◆ **TO DO**:
Write the data out again, exactly as given.

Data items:
▼▼▼
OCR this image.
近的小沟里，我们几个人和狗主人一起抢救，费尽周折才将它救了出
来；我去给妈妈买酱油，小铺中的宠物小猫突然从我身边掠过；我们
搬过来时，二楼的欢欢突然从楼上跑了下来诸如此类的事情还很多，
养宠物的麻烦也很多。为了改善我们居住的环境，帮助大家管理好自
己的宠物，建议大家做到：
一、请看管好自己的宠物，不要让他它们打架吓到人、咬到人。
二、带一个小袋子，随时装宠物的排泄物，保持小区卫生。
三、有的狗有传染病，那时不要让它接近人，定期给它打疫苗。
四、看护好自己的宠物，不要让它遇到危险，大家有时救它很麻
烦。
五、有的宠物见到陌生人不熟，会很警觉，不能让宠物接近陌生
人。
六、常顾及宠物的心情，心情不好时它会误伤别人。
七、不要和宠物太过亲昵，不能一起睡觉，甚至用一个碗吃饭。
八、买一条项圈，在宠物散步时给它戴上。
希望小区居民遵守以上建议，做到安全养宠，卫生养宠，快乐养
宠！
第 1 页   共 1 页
▲▲▲
◆ **TASK OUTPUT**:
OCR this image.
近的小沟里，我们几个人和狗主人一起抢救，费尽周折才将它救了出
来；我去给妈妈买酱油，小铺中的宠物小猫突然从我身边掠过；我们
搬过来时，二楼的欢欢突然从楼上跑了下来诸如此类的事情还很多，
养宠物的麻烦也很多。为了改善我们居住的环境，帮助大家管理好自
己的宠物，建议大家做到：
一、请看管好自己的宠物，不要让他它们打架吓到人、咬到人。
二、带一个小袋子，随时装宠物的排泄物，保持小区卫生。
三、有的狗有传染病，那时不要让它接近人，定期给它打疫苗。
四、看护好自己的宠物，不要让它遇到危险，大家有时救它很麻
烦。
五、有的宠物见到陌生人不熟，会很警觉，不能让宠物接近陌生
人。
六、常顾及宠物的心情，心情不好时它会误伤别人。
七、不要和宠物太过亲昵，不能一起睡觉，甚至用一个碗吃饭。
八、买一条项圈，在宠物散步时给它戴上。
希望小区居民遵守以上建议，做到安全养宠，卫生养宠，快乐养
宠！
第 1 页   共 1 页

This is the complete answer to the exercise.